THE EXERCISE
Display every row below that contains the string "actions", copying each in full. Treat the match as case-sensitive.

WORKING DATA
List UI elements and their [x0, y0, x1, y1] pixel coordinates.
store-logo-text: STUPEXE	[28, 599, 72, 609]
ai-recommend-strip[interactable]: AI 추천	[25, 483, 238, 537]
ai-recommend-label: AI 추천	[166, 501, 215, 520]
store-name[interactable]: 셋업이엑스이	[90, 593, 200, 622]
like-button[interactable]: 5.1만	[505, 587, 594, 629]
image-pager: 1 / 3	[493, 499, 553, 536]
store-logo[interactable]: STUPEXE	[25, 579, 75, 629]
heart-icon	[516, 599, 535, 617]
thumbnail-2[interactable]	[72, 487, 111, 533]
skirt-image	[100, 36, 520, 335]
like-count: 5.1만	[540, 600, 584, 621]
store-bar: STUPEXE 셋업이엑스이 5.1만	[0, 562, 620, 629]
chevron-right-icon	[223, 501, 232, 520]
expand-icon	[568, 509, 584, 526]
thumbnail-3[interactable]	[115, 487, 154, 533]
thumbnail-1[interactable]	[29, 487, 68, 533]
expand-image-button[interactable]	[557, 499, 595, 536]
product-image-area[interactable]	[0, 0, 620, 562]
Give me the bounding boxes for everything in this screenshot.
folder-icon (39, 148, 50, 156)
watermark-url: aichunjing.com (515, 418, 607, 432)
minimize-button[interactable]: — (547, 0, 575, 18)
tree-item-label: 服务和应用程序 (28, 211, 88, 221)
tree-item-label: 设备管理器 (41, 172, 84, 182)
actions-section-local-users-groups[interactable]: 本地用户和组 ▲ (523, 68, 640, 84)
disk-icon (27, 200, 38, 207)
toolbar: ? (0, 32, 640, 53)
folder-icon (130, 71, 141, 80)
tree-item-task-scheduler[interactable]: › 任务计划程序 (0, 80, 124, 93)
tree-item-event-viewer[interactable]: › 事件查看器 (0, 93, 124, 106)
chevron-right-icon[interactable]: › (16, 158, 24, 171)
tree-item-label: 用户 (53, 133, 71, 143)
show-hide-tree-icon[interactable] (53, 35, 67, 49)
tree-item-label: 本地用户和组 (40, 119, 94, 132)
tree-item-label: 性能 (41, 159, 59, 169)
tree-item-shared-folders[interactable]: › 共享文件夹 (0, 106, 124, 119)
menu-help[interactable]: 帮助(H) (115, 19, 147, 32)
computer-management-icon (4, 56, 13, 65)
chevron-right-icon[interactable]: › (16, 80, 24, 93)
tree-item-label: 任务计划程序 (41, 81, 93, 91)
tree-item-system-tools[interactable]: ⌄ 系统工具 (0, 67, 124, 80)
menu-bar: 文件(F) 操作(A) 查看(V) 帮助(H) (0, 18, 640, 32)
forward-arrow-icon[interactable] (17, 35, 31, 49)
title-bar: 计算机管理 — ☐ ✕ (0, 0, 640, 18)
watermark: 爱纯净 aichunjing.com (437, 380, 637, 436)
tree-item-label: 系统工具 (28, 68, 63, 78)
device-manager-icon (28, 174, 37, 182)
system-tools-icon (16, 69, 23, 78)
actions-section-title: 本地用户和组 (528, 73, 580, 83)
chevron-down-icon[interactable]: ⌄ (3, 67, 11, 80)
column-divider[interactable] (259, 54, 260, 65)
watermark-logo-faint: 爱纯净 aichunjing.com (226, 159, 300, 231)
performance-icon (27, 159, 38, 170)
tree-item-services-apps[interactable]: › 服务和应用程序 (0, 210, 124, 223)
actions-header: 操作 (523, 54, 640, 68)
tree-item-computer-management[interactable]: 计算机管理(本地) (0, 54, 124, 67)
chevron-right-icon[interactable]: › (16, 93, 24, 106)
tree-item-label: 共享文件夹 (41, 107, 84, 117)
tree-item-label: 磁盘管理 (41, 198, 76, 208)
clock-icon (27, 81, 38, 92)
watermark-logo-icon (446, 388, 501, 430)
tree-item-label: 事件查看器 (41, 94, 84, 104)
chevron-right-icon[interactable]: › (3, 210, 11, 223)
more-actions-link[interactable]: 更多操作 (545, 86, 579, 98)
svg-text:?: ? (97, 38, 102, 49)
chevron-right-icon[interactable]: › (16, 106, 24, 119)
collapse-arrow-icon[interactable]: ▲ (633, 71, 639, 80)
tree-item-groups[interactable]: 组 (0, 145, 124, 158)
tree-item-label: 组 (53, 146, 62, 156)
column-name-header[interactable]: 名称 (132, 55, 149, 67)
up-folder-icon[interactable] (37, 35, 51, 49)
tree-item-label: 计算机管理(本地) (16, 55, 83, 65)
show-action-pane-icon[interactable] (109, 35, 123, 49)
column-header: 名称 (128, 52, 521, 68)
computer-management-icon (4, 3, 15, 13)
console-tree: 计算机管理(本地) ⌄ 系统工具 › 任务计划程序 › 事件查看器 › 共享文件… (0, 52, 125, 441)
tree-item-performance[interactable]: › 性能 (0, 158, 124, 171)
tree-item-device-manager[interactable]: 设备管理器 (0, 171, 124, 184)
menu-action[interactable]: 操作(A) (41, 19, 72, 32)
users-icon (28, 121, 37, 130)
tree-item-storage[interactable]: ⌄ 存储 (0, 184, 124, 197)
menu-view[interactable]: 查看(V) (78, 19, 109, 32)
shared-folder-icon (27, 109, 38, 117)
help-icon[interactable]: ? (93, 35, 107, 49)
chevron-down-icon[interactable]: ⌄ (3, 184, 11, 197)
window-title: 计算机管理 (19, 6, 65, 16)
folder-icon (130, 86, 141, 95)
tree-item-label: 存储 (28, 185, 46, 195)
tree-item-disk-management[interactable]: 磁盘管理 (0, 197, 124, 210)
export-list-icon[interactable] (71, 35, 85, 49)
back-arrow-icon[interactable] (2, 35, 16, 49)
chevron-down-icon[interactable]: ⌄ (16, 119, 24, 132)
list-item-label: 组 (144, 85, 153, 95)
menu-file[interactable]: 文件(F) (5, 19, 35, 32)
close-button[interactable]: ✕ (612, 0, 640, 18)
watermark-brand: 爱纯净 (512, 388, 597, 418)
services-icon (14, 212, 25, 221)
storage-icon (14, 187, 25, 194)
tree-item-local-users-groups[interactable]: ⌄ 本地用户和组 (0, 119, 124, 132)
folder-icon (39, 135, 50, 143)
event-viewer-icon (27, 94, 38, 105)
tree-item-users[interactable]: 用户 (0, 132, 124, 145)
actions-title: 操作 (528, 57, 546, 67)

WRITTEN ANSWER
actions-section-local-users-groups[interactable]: 本地用户和组 ▲ (523, 68, 640, 84)
actions-section-title: 本地用户和组 (528, 73, 580, 83)
actions-header: 操作 (523, 54, 640, 68)
more-actions-link[interactable]: 更多操作 (545, 86, 579, 98)
actions-title: 操作 (528, 57, 546, 67)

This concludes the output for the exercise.